§ **Stated task**
Copy out each line of the material below with no changes.

··· Supplied data ···

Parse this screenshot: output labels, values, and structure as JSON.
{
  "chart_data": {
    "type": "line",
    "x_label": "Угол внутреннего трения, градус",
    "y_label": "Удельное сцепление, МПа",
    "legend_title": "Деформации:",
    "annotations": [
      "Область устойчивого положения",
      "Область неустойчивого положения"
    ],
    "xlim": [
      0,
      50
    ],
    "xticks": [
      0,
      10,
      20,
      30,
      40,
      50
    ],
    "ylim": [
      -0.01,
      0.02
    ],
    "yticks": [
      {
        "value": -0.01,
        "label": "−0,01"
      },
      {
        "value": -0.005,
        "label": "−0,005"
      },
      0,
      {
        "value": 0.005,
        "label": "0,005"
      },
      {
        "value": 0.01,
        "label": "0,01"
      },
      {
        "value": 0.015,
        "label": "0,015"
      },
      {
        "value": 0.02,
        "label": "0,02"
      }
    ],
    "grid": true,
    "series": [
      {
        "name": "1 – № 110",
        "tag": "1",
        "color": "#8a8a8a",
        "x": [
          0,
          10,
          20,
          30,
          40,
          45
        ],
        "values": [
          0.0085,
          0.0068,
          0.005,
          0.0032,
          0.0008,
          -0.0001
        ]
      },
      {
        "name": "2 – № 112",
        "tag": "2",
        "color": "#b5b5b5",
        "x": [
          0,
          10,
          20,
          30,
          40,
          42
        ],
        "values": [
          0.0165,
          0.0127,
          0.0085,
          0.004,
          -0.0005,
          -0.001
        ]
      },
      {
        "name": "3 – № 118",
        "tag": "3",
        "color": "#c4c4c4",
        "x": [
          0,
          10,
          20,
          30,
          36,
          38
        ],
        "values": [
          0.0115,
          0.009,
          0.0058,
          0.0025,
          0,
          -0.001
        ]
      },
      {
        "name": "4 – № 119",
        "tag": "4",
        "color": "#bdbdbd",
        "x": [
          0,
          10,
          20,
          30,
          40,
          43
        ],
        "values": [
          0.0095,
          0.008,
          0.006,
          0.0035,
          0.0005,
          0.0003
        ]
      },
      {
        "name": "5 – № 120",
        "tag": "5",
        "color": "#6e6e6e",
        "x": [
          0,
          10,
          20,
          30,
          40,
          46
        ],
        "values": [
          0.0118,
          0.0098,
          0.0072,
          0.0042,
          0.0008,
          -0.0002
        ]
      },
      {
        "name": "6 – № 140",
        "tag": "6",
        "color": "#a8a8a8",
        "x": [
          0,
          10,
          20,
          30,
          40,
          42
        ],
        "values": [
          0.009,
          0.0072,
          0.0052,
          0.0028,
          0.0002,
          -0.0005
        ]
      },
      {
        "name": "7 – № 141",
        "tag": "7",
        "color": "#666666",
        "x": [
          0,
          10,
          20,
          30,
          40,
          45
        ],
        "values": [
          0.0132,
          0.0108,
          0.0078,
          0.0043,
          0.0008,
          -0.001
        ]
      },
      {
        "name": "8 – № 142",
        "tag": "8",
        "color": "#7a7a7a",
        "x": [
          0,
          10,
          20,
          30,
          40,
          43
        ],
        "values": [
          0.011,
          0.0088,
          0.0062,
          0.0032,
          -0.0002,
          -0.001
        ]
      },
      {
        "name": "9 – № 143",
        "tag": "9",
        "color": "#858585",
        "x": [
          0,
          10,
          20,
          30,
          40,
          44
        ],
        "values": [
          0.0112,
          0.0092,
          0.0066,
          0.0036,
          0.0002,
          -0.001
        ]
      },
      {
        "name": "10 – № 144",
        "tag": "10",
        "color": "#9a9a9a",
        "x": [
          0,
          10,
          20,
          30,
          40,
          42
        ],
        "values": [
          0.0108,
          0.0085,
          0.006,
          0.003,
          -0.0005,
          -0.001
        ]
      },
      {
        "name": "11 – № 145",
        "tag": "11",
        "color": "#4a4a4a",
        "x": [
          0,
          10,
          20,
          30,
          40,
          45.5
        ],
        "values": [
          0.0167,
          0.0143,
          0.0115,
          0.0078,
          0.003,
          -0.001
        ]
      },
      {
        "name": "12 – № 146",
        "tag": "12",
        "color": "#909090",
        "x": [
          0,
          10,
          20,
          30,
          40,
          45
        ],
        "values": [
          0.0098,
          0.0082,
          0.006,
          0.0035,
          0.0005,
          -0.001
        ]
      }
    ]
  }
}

···

§ **Finished answer**
Parse this screenshot: output labels, values, and structure as JSON.
{
  "chart_data": {
    "type": "line",
    "x_label": "Угол внутреннего трения, градус",
    "y_label": "Удельное сцепление, МПа",
    "legend_title": "Деформации:",
    "annotations": [
      "Область устойчивого положения",
      "Область неустойчивого положения"
    ],
    "xlim": [
      0,
      50
    ],
    "xticks": [
      0,
      10,
      20,
      30,
      40,
      50
    ],
    "ylim": [
      -0.01,
      0.02
    ],
    "yticks": [
      {
        "value": -0.01,
        "label": "−0,01"
      },
      {
        "value": -0.005,
        "label": "−0,005"
      },
      0,
      {
        "value": 0.005,
        "label": "0,005"
      },
      {
        "value": 0.01,
        "label": "0,01"
      },
      {
        "value": 0.015,
        "label": "0,015"
      },
      {
        "value": 0.02,
        "label": "0,02"
      }
    ],
    "grid": true,
    "series": [
      {
        "name": "1 – № 110",
        "tag": "1",
        "color": "#8a8a8a",
        "x": [
          0,
          10,
          20,
          30,
          40,
          45
        ],
        "values": [
          0.0085,
          0.0068,
          0.005,
          0.0032,
          0.0008,
          -0.0001
        ]
      },
      {
        "name": "2 – № 112",
        "tag": "2",
        "color": "#b5b5b5",
        "x": [
          0,
          10,
          20,
          30,
          40,
          42
        ],
        "values": [
          0.0165,
          0.0127,
          0.0085,
          0.004,
          -0.0005,
          -0.001
        ]
      },
      {
        "name": "3 – № 118",
        "tag": "3",
        "color": "#c4c4c4",
        "x": [
          0,
          10,
          20,
          30,
          36,
          38
        ],
        "values": [
          0.0115,
          0.009,
          0.0058,
          0.0025,
          0,
          -0.001
        ]
      },
      {
        "name": "4 – № 119",
        "tag": "4",
        "color": "#bdbdbd",
        "x": [
          0,
          10,
          20,
          30,
          40,
          43
        ],
        "values": [
          0.0095,
          0.008,
          0.006,
          0.0035,
          0.0005,
          0.0003
        ]
      },
      {
        "name": "5 – № 120",
        "tag": "5",
        "color": "#6e6e6e",
        "x": [
          0,
          10,
          20,
          30,
          40,
          46
        ],
        "values": [
          0.0118,
          0.0098,
          0.0072,
          0.0042,
          0.0008,
          -0.0002
        ]
      },
      {
        "name": "6 – № 140",
        "tag": "6",
        "color": "#a8a8a8",
        "x": [
          0,
          10,
          20,
          30,
          40,
          42
        ],
        "values": [
          0.009,
          0.0072,
          0.0052,
          0.0028,
          0.0002,
          -0.0005
        ]
      },
      {
        "name": "7 – № 141",
        "tag": "7",
        "color": "#666666",
        "x": [
          0,
          10,
          20,
          30,
          40,
          45
        ],
        "values": [
          0.0132,
          0.0108,
          0.0078,
          0.0043,
          0.0008,
          -0.001
        ]
      },
      {
        "name": "8 – № 142",
        "tag": "8",
        "color": "#7a7a7a",
        "x": [
          0,
          10,
          20,
          30,
          40,
          43
        ],
        "values": [
          0.011,
          0.0088,
          0.0062,
          0.0032,
          -0.0002,
          -0.001
        ]
      },
      {
        "name": "9 – № 143",
        "tag": "9",
        "color": "#858585",
        "x": [
          0,
          10,
          20,
          30,
          40,
          44
        ],
        "values": [
          0.0112,
          0.0092,
          0.0066,
          0.0036,
          0.0002,
          -0.001
        ]
      },
      {
        "name": "10 – № 144",
        "tag": "10",
        "color": "#9a9a9a",
        "x": [
          0,
          10,
          20,
          30,
          40,
          42
        ],
        "values": [
          0.0108,
          0.0085,
          0.006,
          0.003,
          -0.0005,
          -0.001
        ]
      },
      {
        "name": "11 – № 145",
        "tag": "11",
        "color": "#4a4a4a",
        "x": [
          0,
          10,
          20,
          30,
          40,
          45.5
        ],
        "values": [
          0.0167,
          0.0143,
          0.0115,
          0.0078,
          0.003,
          -0.001
        ]
      },
      {
        "name": "12 – № 146",
        "tag": "12",
        "color": "#909090",
        "x": [
          0,
          10,
          20,
          30,
          40,
          45
        ],
        "values": [
          0.0098,
          0.0082,
          0.006,
          0.0035,
          0.0005,
          -0.001
        ]
      }
    ]
  }
}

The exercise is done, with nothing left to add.